=== TEXTE FOURNI ===
◇ ◇ ◇ ◇

Personnellement j'utilise plus volontiers _de_ que _à_, mais je crois qu'ils sont interchangeables. Et en effet il se peut que la prononciation (des mots qui sont autour) influence mon choix.


----------



## CapnPrep

Roganglais, this thread may interest you.



Grop said:


> Et en effet il se peut que la prononciation (des mots qui sont autour) influence mon choix.


Par ex. (?) :
"continuera à avancer" - 2330 résultats
"continuera d'avancer" - 4040 résultats


----------



## n-ray

Sur Google, j'ai cherché 
_"continue à/de"
"continues à/de"
"continuons à/de"
"continuez à/de"
_et ça m'a donné à chaque fois des fréquences bien plus fortes pour _à,_ sauf dans _"continue à", _mais cette dernière expression est bien souvent une suite participe passé + prép.
Serait-ce une question de fréquence ? L'interprétation "habituelle" peut-elle être tellement plus fréquente que l'"occasionnelle" ??


----------



## jann

Before you begin to draw too many conclusions from google search numbers, perhaps you might like to read this lengthy discussion. 

I would suggest that you go by what native speakers have suggested in this thread -- and that you might consider asking about a specific example sentence or two if you are looking for a pattern that hasn't been well-established here (keeping in mind that such a pattern may not exist).


----------



## claude123

Les Français ne font plus la distinction. C'est encore une précision de la langue qui s'estompe. L'usage a fini par effacer le distinguo entre continuer à et continuer de, donc ce débat est devenu stérile.


----------



## quinoa

Tout à fait d'accord pour ne pas voir de différence entre continuer de ou continuer à.

◇ ◇ ◇ ◇

[Enregistrements du jeu de données]
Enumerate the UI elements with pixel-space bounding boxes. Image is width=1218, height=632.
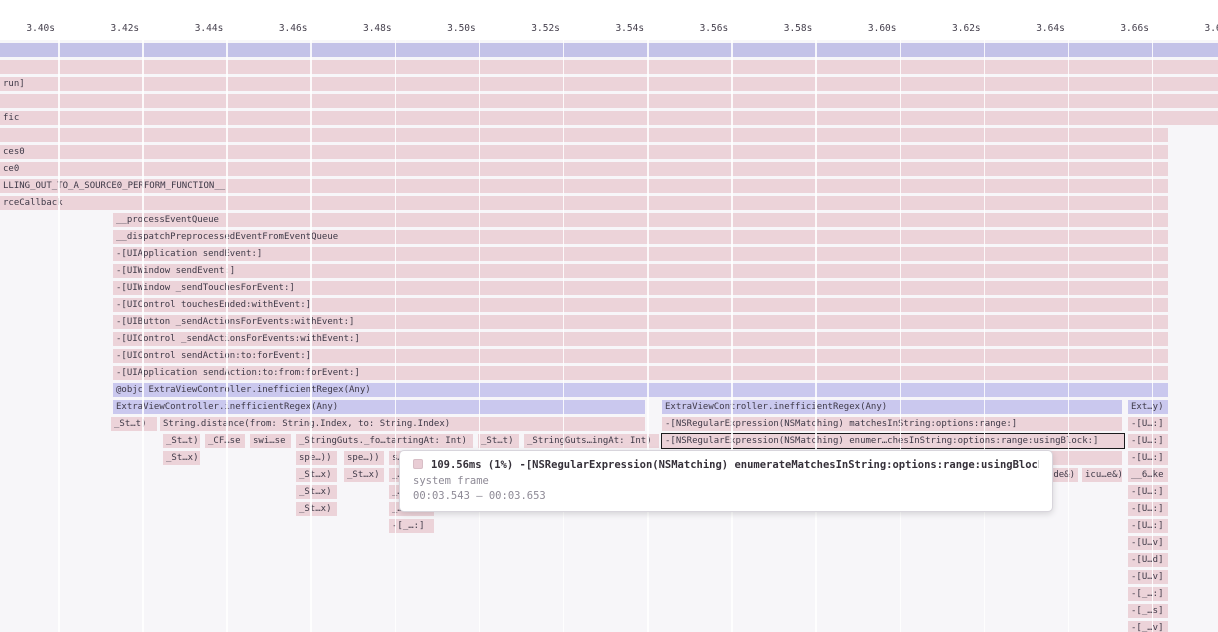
time-gridline (1152, 40, 1154, 632)
tooltip-time-range: 00:03.543 — 00:03.653 (413, 490, 1039, 503)
time-gridline (395, 40, 397, 632)
tooltip-duration: 109.56ms (1%) (431, 459, 513, 471)
flame-cell[interactable]: spe…)) (344, 451, 384, 465)
flame-chart-area: run] fic ces0 ce0 LLING_OUT_TO_A_SOURCE0_PER… (0, 40, 1218, 632)
flame-cell[interactable]: _StringGuts._fo…tartingAt: Int) (296, 434, 473, 448)
flame-cell[interactable]: -[UIApplication sendAction:to:from:forEv… (113, 366, 1168, 380)
tooltip-color-chip-icon (413, 459, 423, 469)
flame-cell[interactable]: -[U…:] (1128, 519, 1168, 533)
flame-cell[interactable]: _St…x) (296, 485, 337, 499)
flame-cell[interactable]: -[U…:] (1128, 502, 1168, 516)
instruments-flame-chart: 3.40s 3.42s 3.44s 3.46s 3.48s 3.50s 3.52s 3.54s… (0, 0, 1218, 632)
time-gridline (226, 40, 228, 632)
flame-cell[interactable]: -[_…s] (1128, 604, 1168, 618)
time-gridline (563, 40, 565, 632)
flame-cell[interactable]: -[U…:] (1128, 417, 1168, 431)
time-ruler-label: 3.48s (344, 23, 392, 35)
time-gridline (479, 40, 481, 632)
time-ruler-label: 3.64s (1017, 23, 1065, 35)
flame-cell[interactable] (0, 128, 1168, 142)
flame-cell[interactable]: String.distance(from: String.Index, to: … (160, 417, 645, 431)
time-ruler-label: 3.60s (849, 23, 897, 35)
time-gridline (58, 40, 60, 632)
flame-cell[interactable]: rceCallback (0, 196, 1168, 210)
flame-cell[interactable]: LLING_OUT_TO_A_SOURCE0_PERFORM_FUNCTION_… (0, 179, 1168, 193)
time-gridline (142, 40, 144, 632)
flame-cell[interactable]: @objc ExtraViewController.inefficientReg… (113, 383, 1168, 397)
flame-cell[interactable]: -[U…d] (1128, 553, 1168, 567)
flame-cell[interactable]: __dispatchPreprocessedEventFromEventQueu… (113, 230, 1168, 244)
time-ruler-label: 3.40s (7, 23, 55, 35)
flame-cell[interactable]: __6…ke (1128, 468, 1168, 482)
flame-cell[interactable]: -[UIControl touchesEnded:withEvent:] (113, 298, 1168, 312)
time-ruler-label: 3.46s (259, 23, 307, 35)
flame-cell[interactable]: -[UIWindow sendEvent:] (113, 264, 1168, 278)
time-ruler[interactable]: 3.40s 3.42s 3.44s 3.46s 3.48s 3.50s 3.52s 3.54s… (0, 0, 1218, 40)
flame-cell[interactable]: _St…x) (296, 468, 337, 482)
time-ruler-label: 3.68s (1185, 23, 1218, 35)
time-gridline (647, 40, 649, 632)
flame-cell[interactable]: -[UIControl sendAction:to:forEvent:] (113, 349, 1168, 363)
time-ruler-label: 3.50s (428, 23, 476, 35)
time-ruler-label: 3.54s (596, 23, 644, 35)
time-ruler-label: 3.52s (512, 23, 560, 35)
time-gridline (731, 40, 733, 632)
tooltip: 109.56ms (1%) -[NSRegularExpression(NSMa… (399, 450, 1053, 512)
time-ruler-label: 3.62s (933, 23, 981, 35)
flame-cell[interactable]: -[_…:] (1128, 587, 1168, 601)
time-ruler-label: 3.66s (1101, 23, 1149, 35)
flame-cell[interactable]: __processEventQueue (113, 213, 1168, 227)
flame-cell[interactable]: ces0 (0, 145, 1168, 159)
flame-cell[interactable]: ce0 (0, 162, 1168, 176)
time-ruler-label: 3.58s (764, 23, 812, 35)
flame-cell[interactable]: icu…e&) (1082, 468, 1122, 482)
flame-cell[interactable]: ExtraViewController.inefficientRegex(Any… (113, 400, 645, 414)
time-gridline (984, 40, 986, 632)
time-ruler-label: 3.44s (175, 23, 223, 35)
flame-cell[interactable]: _St…t) (478, 434, 519, 448)
tooltip-symbol: -[NSRegularExpression(NSMatching) enumer… (520, 459, 1039, 471)
flame-cell[interactable]: -[U…:] (1128, 434, 1168, 448)
flame-cell[interactable]: _St…t) (111, 417, 157, 431)
time-gridline (900, 40, 902, 632)
flame-cell[interactable]: _CF…se (205, 434, 245, 448)
flame-cell[interactable]: -[U…:] (1128, 451, 1168, 465)
flame-cell[interactable]: _St…t) (163, 434, 200, 448)
flame-cell[interactable]: -[UIWindow _sendTouchesForEvent:] (113, 281, 1168, 295)
flame-cell[interactable] (0, 94, 1218, 108)
tooltip-frame-type: system frame (413, 475, 1039, 488)
flame-cell[interactable]: run] (0, 77, 1218, 91)
flame-cell[interactable]: -[UIControl _sendActionsForEvents:withEv… (113, 332, 1168, 346)
tooltip-title: 109.56ms (1%) -[NSRegularExpression(NSMa… (413, 459, 1039, 472)
flame-cell[interactable]: fic (0, 111, 1218, 125)
flame-cell[interactable] (0, 43, 1218, 57)
time-ruler-label: 3.56s (680, 23, 728, 35)
flame-cell[interactable]: -[U…:] (1128, 485, 1168, 499)
time-gridline (815, 40, 817, 632)
flame-cell[interactable]: -[_…v] (1128, 621, 1168, 632)
flame-cell[interactable]: Ext…y) (1128, 400, 1168, 414)
flame-cell[interactable] (0, 60, 1218, 74)
flame-cell[interactable]: -[UIButton _sendActionsForEvents:withEve… (113, 315, 1168, 329)
flame-cell[interactable]: -[UIApplication sendEvent:] (113, 247, 1168, 261)
flame-cell[interactable]: swi…se (250, 434, 291, 448)
flame-cell[interactable]: _St…x) (296, 502, 337, 516)
flame-cell[interactable]: _StringGuts…ingAt: Int) (524, 434, 659, 448)
time-gridline (1068, 40, 1070, 632)
flame-cell[interactable]: _St…x) (163, 451, 200, 465)
flame-cell[interactable]: _St…x) (344, 468, 384, 482)
flame-cell[interactable]: spe…)) (296, 451, 337, 465)
flame-cell[interactable]: -[U…v] (1128, 536, 1168, 550)
time-ruler-label: 3.42s (91, 23, 139, 35)
flame-cell[interactable]: -[U…v] (1128, 570, 1168, 584)
time-gridline (310, 40, 312, 632)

◇ ◇ ◇ ◇

Recopiez le passage de la discussion sur « continuer à » et « continuer de », en partant des mots « Serait-ce une question » et en vous arrêtant après « may not exist). ».

Serait-ce une question de fréquence ? L'interprétation "habituelle" peut-elle être tellement plus fréquente que l'"occasionnelle" ??


----------



## jann

Before you begin to draw too many conclusions from google search numbers, perhaps you might like to read this lengthy discussion. 

I would suggest that you go by what native speakers have suggested in this thread -- and that you might consider asking about a specific example sentence or two if you are looking for a pattern that hasn't been well-established here (keeping in mind that such a pattern may not exist).